• [Instructions to follow]: Give only one thing: the number of lines that include the word "relief".

[Recorded data]
++++

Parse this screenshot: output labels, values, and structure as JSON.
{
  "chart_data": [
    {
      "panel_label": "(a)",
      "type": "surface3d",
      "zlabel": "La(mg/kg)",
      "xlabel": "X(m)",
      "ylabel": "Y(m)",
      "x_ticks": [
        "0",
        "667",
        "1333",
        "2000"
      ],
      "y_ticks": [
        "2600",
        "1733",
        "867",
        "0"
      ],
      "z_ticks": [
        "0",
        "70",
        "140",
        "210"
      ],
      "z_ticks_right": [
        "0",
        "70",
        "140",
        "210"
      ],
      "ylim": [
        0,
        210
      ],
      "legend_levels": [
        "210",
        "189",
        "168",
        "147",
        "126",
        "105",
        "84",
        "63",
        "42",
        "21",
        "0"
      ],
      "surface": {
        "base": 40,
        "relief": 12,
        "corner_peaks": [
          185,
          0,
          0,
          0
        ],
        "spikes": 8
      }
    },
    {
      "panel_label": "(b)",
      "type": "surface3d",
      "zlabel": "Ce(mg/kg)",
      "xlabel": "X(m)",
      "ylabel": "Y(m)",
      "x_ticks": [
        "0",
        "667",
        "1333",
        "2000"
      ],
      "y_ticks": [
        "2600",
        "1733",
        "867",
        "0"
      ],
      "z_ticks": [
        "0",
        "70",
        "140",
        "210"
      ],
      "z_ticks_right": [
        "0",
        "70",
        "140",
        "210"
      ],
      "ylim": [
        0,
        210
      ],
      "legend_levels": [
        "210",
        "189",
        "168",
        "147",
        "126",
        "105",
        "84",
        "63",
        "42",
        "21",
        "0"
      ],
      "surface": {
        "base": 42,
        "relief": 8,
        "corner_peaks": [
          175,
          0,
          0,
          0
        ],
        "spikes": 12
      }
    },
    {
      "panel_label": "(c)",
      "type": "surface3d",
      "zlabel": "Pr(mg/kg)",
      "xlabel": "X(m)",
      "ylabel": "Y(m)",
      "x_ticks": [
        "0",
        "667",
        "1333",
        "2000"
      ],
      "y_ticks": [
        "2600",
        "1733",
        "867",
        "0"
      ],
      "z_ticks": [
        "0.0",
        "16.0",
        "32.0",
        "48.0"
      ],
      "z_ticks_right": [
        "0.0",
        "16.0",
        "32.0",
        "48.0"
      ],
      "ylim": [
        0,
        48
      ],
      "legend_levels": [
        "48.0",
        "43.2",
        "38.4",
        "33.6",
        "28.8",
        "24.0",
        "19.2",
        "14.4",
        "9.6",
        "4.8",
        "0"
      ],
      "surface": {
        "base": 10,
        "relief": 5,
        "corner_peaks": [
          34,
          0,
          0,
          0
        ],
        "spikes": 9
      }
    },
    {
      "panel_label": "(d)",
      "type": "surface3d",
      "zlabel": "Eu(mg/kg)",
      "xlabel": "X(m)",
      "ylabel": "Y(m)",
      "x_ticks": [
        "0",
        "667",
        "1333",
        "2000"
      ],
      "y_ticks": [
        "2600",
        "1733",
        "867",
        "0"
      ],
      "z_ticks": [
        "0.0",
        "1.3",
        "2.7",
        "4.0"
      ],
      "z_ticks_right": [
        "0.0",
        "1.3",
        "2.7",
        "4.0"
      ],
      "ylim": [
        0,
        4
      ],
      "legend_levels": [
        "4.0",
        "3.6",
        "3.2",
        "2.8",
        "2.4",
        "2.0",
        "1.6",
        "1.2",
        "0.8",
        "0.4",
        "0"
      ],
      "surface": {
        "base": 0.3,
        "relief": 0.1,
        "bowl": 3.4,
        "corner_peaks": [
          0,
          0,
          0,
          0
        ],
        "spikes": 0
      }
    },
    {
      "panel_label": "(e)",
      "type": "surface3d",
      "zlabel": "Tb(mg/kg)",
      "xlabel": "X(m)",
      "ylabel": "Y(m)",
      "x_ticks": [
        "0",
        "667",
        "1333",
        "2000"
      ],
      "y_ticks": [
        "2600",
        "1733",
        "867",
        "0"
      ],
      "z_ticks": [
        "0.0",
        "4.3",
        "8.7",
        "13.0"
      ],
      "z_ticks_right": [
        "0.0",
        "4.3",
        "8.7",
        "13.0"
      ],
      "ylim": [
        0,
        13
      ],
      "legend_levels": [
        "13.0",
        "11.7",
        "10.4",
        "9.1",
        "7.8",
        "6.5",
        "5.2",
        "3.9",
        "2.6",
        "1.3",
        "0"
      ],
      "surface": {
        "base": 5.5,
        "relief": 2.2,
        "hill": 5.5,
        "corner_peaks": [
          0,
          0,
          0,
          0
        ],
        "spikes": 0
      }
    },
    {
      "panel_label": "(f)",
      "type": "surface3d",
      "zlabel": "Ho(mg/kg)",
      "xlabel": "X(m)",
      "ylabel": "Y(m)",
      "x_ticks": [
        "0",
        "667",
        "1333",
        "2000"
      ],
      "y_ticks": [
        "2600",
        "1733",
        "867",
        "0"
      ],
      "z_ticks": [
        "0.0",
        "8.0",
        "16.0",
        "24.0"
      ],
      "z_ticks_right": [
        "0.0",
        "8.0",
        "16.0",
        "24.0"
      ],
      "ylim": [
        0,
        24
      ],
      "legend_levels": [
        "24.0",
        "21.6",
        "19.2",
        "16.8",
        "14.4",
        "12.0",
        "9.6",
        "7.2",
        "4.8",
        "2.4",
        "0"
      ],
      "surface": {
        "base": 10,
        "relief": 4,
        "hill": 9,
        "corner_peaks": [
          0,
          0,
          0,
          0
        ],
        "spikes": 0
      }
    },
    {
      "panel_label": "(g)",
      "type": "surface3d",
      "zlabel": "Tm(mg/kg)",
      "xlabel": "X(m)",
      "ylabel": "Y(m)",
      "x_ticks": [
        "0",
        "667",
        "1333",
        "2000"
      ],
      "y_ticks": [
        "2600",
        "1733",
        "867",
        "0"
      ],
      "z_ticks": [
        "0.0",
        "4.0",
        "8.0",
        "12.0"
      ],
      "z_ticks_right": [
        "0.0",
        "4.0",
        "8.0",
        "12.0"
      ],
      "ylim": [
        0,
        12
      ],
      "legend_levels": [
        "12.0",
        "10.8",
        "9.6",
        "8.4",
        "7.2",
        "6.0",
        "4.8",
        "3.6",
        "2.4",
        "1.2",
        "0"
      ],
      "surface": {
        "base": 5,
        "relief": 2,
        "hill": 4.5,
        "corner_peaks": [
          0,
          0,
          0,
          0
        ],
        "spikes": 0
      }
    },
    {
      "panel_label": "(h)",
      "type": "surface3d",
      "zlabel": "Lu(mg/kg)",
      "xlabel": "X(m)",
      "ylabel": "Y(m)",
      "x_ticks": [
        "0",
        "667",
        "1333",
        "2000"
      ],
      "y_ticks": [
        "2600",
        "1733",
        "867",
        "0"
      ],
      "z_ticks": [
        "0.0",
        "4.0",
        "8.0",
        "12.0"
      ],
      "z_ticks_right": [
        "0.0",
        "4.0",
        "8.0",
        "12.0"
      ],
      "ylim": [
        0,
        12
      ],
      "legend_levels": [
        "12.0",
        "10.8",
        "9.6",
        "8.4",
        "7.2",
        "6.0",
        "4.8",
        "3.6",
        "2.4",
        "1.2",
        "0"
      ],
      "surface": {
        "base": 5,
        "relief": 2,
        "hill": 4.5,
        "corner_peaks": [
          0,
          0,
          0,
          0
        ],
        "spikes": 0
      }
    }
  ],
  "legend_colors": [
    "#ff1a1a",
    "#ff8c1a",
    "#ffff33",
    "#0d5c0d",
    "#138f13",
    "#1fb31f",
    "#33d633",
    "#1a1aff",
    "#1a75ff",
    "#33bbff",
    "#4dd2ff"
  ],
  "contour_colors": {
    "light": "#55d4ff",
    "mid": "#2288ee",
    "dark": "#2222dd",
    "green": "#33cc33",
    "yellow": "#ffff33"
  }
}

++++

• [Answer for the task]: 8